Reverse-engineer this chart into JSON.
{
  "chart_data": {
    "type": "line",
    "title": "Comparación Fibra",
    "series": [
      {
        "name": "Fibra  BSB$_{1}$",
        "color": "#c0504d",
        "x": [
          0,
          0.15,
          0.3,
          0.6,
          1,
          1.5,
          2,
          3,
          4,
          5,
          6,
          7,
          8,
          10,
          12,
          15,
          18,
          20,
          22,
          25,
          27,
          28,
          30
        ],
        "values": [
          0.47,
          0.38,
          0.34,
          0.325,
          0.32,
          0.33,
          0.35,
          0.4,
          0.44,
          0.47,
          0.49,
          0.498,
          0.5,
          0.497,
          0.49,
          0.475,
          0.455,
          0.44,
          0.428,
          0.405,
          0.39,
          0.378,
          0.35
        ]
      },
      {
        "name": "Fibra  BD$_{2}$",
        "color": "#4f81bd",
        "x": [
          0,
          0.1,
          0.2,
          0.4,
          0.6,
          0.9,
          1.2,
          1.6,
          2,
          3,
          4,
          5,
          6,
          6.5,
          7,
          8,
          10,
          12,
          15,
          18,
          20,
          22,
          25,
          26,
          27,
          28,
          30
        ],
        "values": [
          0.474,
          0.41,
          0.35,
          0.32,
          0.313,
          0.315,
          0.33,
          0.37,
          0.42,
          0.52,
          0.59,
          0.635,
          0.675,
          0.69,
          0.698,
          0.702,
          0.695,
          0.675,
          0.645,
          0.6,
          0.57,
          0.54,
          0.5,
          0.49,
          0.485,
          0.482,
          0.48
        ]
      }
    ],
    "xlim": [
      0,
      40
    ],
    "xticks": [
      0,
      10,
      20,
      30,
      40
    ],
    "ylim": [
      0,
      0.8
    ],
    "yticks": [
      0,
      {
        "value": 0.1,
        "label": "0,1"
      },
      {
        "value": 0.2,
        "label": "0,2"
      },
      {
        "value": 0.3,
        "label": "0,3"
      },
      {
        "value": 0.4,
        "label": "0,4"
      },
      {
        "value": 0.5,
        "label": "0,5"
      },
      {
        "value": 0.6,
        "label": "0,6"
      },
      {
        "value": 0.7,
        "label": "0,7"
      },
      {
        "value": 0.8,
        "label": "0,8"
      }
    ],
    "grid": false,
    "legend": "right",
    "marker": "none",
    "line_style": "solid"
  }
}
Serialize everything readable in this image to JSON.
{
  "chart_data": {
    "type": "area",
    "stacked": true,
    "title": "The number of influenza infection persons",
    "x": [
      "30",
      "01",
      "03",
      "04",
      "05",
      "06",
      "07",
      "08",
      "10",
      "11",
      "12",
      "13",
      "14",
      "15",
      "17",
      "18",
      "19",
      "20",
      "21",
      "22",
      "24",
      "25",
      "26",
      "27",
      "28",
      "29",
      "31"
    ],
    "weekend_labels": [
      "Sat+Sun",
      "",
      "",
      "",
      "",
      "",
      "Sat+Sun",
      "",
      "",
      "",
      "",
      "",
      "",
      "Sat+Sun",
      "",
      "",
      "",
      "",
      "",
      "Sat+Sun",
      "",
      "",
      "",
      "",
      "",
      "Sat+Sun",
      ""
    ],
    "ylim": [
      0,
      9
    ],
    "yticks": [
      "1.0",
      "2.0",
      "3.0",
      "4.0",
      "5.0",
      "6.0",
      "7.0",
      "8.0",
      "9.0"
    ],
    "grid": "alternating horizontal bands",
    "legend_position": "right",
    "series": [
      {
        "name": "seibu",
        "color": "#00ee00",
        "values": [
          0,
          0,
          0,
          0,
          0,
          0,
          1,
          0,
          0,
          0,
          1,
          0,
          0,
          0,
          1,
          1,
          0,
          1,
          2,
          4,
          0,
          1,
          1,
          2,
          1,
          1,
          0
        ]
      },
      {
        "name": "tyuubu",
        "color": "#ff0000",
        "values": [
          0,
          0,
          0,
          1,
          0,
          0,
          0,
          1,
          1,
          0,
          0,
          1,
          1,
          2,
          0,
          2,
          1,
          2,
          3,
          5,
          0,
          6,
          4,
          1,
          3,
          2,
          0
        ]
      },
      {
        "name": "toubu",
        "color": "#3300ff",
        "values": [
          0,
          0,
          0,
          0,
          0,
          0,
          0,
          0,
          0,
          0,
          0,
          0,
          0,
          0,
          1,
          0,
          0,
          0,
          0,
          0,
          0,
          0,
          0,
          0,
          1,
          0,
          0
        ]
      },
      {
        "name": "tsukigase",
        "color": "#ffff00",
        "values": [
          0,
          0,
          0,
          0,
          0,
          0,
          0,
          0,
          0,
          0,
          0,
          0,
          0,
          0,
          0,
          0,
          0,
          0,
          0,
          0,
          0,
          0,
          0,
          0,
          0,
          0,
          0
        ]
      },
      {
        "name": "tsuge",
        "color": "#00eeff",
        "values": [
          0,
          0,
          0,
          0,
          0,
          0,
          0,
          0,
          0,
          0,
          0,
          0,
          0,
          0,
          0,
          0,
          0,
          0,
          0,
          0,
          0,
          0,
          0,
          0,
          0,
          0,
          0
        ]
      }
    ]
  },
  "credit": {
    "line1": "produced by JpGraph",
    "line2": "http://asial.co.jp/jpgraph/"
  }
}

····················

Goal:
Extract the data exactly as given.

Exercise output:
Reverse-engineer this chart into JSON.
{
  "chart_data": {
    "type": "line",
    "title": "Comparación Fibra",
    "series": [
      {
        "name": "Fibra  BSB$_{1}$",
        "color": "#c0504d",
        "x": [
          0,
          0.15,
          0.3,
          0.6,
          1,
          1.5,
          2,
          3,
          4,
          5,
          6,
          7,
          8,
          10,
          12,
          15,
          18,
          20,
          22,
          25,
          27,
          28,
          30
        ],
        "values": [
          0.47,
          0.38,
          0.34,
          0.325,
          0.32,
          0.33,
          0.35,
          0.4,
          0.44,
          0.47,
          0.49,
          0.498,
          0.5,
          0.497,
          0.49,
          0.475,
          0.455,
          0.44,
          0.428,
          0.405,
          0.39,
          0.378,
          0.35
        ]
      },
      {
        "name": "Fibra  BD$_{2}$",
        "color": "#4f81bd",
        "x": [
          0,
          0.1,
          0.2,
          0.4,
          0.6,
          0.9,
          1.2,
          1.6,
          2,
          3,
          4,
          5,
          6,
          6.5,
          7,
          8,
          10,
          12,
          15,
          18,
          20,
          22,
          25,
          26,
          27,
          28,
          30
        ],
        "values": [
          0.474,
          0.41,
          0.35,
          0.32,
          0.313,
          0.315,
          0.33,
          0.37,
          0.42,
          0.52,
          0.59,
          0.635,
          0.675,
          0.69,
          0.698,
          0.702,
          0.695,
          0.675,
          0.645,
          0.6,
          0.57,
          0.54,
          0.5,
          0.49,
          0.485,
          0.482,
          0.48
        ]
      }
    ],
    "xlim": [
      0,
      40
    ],
    "xticks": [
      0,
      10,
      20,
      30,
      40
    ],
    "ylim": [
      0,
      0.8
    ],
    "yticks": [
      0,
      {
        "value": 0.1,
        "label": "0,1"
      },
      {
        "value": 0.2,
        "label": "0,2"
      },
      {
        "value": 0.3,
        "label": "0,3"
      },
      {
        "value": 0.4,
        "label": "0,4"
      },
      {
        "value": 0.5,
        "label": "0,5"
      },
      {
        "value": 0.6,
        "label": "0,6"
      },
      {
        "value": 0.7,
        "label": "0,7"
      },
      {
        "value": 0.8,
        "label": "0,8"
      }
    ],
    "grid": false,
    "legend": "right",
    "marker": "none",
    "line_style": "solid"
  }
}
Serialize everything readable in this image to JSON.
{
  "chart_data": {
    "type": "area",
    "stacked": true,
    "title": "The number of influenza infection persons",
    "x": [
      "30",
      "01",
      "03",
      "04",
      "05",
      "06",
      "07",
      "08",
      "10",
      "11",
      "12",
      "13",
      "14",
      "15",
      "17",
      "18",
      "19",
      "20",
      "21",
      "22",
      "24",
      "25",
      "26",
      "27",
      "28",
      "29",
      "31"
    ],
    "weekend_labels": [
      "Sat+Sun",
      "",
      "",
      "",
      "",
      "",
      "Sat+Sun",
      "",
      "",
      "",
      "",
      "",
      "",
      "Sat+Sun",
      "",
      "",
      "",
      "",
      "",
      "Sat+Sun",
      "",
      "",
      "",
      "",
      "",
      "Sat+Sun",
      ""
    ],
    "ylim": [
      0,
      9
    ],
    "yticks": [
      "1.0",
      "2.0",
      "3.0",
      "4.0",
      "5.0",
      "6.0",
      "7.0",
      "8.0",
      "9.0"
    ],
    "grid": "alternating horizontal bands",
    "legend_position": "right",
    "series": [
      {
        "name": "seibu",
        "color": "#00ee00",
        "values": [
          0,
          0,
          0,
          0,
          0,
          0,
          1,
          0,
          0,
          0,
          1,
          0,
          0,
          0,
          1,
          1,
          0,
          1,
          2,
          4,
          0,
          1,
          1,
          2,
          1,
          1,
          0
        ]
      },
      {
        "name": "tyuubu",
        "color": "#ff0000",
        "values": [
          0,
          0,
          0,
          1,
          0,
          0,
          0,
          1,
          1,
          0,
          0,
          1,
          1,
          2,
          0,
          2,
          1,
          2,
          3,
          5,
          0,
          6,
          4,
          1,
          3,
          2,
          0
        ]
      },
      {
        "name": "toubu",
        "color": "#3300ff",
        "values": [
          0,
          0,
          0,
          0,
          0,
          0,
          0,
          0,
          0,
          0,
          0,
          0,
          0,
          0,
          1,
          0,
          0,
          0,
          0,
          0,
          0,
          0,
          0,
          0,
          1,
          0,
          0
        ]
      },
      {
        "name": "tsukigase",
        "color": "#ffff00",
        "values": [
          0,
          0,
          0,
          0,
          0,
          0,
          0,
          0,
          0,
          0,
          0,
          0,
          0,
          0,
          0,
          0,
          0,
          0,
          0,
          0,
          0,
          0,
          0,
          0,
          0,
          0,
          0
        ]
      },
      {
        "name": "tsuge",
        "color": "#00eeff",
        "values": [
          0,
          0,
          0,
          0,
          0,
          0,
          0,
          0,
          0,
          0,
          0,
          0,
          0,
          0,
          0,
          0,
          0,
          0,
          0,
          0,
          0,
          0,
          0,
          0,
          0,
          0,
          0
        ]
      }
    ]
  },
  "credit": {
    "line1": "produced by JpGraph",
    "line2": "http://asial.co.jp/jpgraph/"
  }
}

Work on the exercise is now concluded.